## TRECHO SELECIONADO

Apesar dos sucessivos adiamentos, a reforma ministerial continua nos planos da gestão Lula. De acordo com fontes do governo, o mais provável é que as mudanças sejam realizadas após a aprovação da Lei Orçamentária Anual (LOA), o que está previsto para depois do Carnaval. Isso porque o acordo em torno das emendas parlamentares precisa estar encaminhado antes de uma repactuação do presidente Lula (PT) com os partidos que o apoiam.
Enquanto não coloca o plano para andar, o governo tem lançado mão de “balões de ensaio” para verificar a reação dos partidos, do mercado e da sociedade a respeito de eventuais mudanças. Com o avançar dos meses, a reforma vai perdendo o objetivo inicial de expandir a base de apoio a Lula, ficando apenas como uma forma de gerência dos apoios que já existem acrescidos de ajustes na comunicação com os parlamentares.

## TAREFAS
[1] No texto sobre a reforma ministerial, após qual aprovação é mais provável que as mudanças sejam feitas?
[2] Cite o texto sobre a reforma ministerial, começando em "Enquanto não coloca" e terminando em "com os parlamentares.".
[3] Dê continuidade ao texto sobre a reforma ministerial do governo Lula a partir do ponto em que ele termina.

## DADOS FORNECIDOS
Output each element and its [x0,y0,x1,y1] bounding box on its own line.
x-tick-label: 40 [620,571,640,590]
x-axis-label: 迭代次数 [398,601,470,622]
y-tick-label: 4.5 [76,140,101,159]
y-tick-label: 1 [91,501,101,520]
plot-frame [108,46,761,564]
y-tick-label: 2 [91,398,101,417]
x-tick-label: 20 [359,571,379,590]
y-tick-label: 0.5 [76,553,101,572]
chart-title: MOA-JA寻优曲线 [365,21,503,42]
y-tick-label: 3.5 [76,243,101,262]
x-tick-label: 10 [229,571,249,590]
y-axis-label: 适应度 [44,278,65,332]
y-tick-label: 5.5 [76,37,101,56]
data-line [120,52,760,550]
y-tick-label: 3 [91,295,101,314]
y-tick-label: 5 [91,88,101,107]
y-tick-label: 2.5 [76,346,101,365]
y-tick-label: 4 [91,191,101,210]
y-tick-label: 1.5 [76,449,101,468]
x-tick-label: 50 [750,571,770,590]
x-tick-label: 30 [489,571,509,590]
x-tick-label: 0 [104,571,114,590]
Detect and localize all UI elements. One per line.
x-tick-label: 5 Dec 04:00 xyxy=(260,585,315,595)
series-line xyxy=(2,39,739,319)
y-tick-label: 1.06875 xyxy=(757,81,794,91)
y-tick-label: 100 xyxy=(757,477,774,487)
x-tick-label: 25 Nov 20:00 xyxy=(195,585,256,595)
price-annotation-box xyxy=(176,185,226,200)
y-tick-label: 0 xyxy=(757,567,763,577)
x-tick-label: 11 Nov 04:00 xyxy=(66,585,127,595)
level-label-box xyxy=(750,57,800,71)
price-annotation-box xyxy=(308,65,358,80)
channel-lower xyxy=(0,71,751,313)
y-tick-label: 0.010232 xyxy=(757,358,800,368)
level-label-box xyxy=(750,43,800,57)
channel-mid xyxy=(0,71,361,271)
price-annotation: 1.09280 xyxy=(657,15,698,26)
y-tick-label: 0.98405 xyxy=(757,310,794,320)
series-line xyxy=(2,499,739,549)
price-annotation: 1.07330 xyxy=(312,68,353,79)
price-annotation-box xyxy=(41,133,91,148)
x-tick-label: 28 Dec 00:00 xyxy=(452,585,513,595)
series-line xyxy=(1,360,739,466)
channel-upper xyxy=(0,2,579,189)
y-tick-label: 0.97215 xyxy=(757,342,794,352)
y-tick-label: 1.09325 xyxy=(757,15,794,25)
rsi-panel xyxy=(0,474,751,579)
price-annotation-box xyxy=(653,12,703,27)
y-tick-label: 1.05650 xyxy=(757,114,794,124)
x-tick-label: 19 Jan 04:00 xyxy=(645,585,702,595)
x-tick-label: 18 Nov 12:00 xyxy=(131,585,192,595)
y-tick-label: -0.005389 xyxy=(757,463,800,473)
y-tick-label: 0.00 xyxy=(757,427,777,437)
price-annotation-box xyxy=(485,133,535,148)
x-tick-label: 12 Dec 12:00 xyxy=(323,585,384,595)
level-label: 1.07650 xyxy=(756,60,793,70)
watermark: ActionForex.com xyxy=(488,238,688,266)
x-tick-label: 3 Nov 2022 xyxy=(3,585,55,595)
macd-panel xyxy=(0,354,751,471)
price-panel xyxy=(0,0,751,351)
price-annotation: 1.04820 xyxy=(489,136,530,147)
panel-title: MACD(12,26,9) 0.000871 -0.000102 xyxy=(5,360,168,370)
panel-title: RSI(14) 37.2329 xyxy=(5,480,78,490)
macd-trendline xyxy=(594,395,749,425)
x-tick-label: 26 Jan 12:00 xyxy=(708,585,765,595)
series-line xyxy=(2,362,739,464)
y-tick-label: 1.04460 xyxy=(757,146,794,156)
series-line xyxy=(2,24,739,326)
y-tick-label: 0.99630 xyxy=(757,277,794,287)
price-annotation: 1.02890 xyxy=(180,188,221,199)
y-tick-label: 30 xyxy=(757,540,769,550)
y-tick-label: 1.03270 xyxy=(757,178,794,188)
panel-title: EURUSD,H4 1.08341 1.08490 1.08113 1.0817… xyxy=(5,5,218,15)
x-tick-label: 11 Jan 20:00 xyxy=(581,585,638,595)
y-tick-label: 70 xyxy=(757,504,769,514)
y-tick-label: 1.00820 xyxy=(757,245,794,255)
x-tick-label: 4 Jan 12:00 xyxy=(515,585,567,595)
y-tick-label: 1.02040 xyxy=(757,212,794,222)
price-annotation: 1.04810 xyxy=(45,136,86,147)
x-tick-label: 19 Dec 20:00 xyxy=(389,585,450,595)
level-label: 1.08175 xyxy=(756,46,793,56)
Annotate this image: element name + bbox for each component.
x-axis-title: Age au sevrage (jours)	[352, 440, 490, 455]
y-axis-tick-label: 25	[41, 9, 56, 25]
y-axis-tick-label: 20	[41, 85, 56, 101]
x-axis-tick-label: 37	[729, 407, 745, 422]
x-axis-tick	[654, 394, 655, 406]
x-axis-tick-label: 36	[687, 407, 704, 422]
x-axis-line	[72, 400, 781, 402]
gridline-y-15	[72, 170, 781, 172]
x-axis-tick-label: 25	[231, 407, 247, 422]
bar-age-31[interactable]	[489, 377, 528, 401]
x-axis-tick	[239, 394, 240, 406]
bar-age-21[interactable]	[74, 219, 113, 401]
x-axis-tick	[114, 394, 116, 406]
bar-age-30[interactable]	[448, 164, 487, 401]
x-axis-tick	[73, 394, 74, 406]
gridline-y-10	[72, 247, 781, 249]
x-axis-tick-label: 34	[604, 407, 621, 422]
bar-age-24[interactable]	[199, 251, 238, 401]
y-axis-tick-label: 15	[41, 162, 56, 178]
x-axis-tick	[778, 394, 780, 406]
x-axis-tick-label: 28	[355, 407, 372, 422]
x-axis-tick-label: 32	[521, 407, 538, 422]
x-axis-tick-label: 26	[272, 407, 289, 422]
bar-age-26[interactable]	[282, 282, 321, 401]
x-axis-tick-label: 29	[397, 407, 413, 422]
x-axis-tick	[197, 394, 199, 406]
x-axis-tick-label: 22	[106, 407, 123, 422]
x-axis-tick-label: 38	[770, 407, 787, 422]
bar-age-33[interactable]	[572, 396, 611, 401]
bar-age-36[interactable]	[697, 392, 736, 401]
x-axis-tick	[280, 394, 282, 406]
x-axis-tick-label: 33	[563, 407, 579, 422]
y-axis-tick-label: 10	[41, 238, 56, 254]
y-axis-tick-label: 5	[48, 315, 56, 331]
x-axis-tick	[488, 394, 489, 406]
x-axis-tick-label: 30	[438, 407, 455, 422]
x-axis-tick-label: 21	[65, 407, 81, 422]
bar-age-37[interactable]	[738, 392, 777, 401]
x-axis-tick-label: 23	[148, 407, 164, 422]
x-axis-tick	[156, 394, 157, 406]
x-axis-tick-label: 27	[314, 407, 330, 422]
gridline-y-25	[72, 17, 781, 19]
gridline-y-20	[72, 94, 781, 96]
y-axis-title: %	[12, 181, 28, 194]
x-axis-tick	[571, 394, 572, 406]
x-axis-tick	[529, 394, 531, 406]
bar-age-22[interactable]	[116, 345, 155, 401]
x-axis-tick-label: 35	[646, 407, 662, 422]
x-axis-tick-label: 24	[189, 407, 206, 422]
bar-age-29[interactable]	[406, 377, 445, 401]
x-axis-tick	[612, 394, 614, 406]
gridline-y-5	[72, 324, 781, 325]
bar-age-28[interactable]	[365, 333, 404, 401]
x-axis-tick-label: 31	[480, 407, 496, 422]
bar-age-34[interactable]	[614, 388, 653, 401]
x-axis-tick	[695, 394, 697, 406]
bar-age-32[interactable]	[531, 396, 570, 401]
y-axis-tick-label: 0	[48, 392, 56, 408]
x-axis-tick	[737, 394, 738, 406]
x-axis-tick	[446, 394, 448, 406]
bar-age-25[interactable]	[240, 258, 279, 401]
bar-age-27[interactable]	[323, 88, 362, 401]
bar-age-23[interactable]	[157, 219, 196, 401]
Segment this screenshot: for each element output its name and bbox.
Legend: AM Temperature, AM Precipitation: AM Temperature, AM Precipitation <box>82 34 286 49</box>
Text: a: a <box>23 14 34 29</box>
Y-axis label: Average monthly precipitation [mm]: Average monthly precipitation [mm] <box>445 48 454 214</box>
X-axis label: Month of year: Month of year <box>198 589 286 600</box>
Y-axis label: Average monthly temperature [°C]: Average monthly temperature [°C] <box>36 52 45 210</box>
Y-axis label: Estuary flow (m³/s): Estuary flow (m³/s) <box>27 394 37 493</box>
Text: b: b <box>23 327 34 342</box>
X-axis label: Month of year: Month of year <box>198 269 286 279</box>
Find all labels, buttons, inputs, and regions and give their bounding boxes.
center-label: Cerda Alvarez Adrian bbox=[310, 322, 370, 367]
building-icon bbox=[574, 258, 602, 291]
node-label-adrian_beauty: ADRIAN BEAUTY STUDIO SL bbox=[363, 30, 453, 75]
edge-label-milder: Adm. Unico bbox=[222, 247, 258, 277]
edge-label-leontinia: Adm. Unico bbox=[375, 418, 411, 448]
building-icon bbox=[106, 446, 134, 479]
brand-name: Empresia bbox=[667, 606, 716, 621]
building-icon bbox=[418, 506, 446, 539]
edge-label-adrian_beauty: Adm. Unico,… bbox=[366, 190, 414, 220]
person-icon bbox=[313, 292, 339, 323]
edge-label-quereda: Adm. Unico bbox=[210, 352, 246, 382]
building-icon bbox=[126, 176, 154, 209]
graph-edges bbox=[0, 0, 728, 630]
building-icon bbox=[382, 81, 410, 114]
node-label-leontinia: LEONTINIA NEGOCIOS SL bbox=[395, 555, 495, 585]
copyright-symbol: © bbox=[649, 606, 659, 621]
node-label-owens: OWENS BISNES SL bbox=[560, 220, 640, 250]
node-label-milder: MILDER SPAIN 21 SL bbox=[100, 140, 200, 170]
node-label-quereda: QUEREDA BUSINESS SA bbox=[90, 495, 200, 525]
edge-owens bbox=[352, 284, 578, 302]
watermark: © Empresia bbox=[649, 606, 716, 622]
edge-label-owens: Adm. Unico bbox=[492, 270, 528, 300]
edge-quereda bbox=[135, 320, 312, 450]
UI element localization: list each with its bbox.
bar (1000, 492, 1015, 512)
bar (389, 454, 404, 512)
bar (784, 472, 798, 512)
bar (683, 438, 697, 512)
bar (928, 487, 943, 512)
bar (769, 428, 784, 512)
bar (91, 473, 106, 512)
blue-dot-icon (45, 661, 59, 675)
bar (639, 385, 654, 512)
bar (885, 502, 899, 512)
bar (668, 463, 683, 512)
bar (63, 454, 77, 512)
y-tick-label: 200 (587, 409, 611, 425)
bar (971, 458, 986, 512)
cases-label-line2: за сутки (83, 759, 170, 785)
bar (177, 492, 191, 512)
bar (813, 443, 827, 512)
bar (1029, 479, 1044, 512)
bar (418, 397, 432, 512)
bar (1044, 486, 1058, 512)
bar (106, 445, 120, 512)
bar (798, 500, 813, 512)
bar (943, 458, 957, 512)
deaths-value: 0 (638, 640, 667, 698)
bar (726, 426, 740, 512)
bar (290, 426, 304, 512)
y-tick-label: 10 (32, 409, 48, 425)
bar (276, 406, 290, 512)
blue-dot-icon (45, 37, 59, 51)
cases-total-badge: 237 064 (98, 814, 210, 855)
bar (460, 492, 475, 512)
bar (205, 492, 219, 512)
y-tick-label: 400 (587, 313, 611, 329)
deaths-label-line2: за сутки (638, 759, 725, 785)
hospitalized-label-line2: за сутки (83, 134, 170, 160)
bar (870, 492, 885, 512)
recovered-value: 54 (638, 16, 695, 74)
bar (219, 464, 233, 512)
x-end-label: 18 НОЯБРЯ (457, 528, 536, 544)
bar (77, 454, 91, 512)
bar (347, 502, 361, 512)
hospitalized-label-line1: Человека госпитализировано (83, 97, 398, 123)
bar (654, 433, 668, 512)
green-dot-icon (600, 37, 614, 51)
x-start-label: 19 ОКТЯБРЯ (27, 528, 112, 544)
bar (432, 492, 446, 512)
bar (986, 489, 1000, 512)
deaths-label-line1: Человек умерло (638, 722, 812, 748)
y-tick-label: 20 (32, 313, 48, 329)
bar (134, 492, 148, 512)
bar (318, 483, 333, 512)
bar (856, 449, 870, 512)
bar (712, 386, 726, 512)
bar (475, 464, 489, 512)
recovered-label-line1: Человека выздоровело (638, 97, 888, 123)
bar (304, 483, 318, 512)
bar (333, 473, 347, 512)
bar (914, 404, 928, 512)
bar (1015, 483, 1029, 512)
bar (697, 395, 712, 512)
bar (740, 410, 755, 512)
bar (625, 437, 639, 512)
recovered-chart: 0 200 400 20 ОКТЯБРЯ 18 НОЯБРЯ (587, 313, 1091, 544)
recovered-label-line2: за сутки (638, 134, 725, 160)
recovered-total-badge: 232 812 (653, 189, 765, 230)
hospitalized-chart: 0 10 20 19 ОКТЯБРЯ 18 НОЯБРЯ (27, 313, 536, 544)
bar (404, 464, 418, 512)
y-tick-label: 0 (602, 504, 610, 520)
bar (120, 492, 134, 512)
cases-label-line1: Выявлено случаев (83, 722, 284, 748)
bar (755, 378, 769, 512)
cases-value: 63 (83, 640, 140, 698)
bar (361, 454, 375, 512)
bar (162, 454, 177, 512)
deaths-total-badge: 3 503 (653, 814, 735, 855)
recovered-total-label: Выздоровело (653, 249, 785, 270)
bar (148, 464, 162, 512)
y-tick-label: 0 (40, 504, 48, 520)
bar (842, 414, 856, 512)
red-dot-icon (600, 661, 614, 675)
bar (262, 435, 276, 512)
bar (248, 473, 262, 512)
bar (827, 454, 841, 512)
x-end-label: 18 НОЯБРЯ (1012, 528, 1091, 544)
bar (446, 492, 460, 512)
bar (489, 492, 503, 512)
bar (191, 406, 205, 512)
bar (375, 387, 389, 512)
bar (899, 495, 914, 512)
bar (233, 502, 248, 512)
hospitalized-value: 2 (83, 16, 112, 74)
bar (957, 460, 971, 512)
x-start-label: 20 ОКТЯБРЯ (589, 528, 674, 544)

## RESPOSTAS
[1] Após a aprovação da Lei Orçamentária Anual (LOA), prevista para depois do Carnaval.

[2]
Enquanto não coloca o plano para andar, o governo tem lançado mão de “balões de ensaio” para verificar a reação dos partidos, do mercado e da sociedade a respeito de eventuais mudanças. Com o avançar dos meses, a reforma vai perdendo o objetivo inicial de expandir a base de apoio a Lula, ficando apenas como uma forma de gerência dos apoios que já existem acrescidos de ajustes na comunicação com os parlamentares.

[3]
Por conta dessas reações, a possibilidade de demissão dos ministros de Minas e Energia, Alexandre Silveira (PSD), e da Agricultura e Pecuária, Carlos Fávaro (PSD), acabou perdendo força. O presidente do PSD, Gilberto Kassab, defendeu a permanência dos dois em seus respectivos postos, mas demandou a troca do terceiro ministério do partido, o da Pesca, que é considerado pequeno e que tem à frente André de Paula (PSD). Uma forma avaliada, em mais um balão de ensaio, seria transferir André de Paula para o Turismo, que hoje está com Celso Sabino (União). O União Brasil, porém, não reagiu bem: publicou um manifesto defendendo a permanência de Sabino. O posicionamento não impede a troca, mas cria mais uma camada de complexidade, dificultando a execução.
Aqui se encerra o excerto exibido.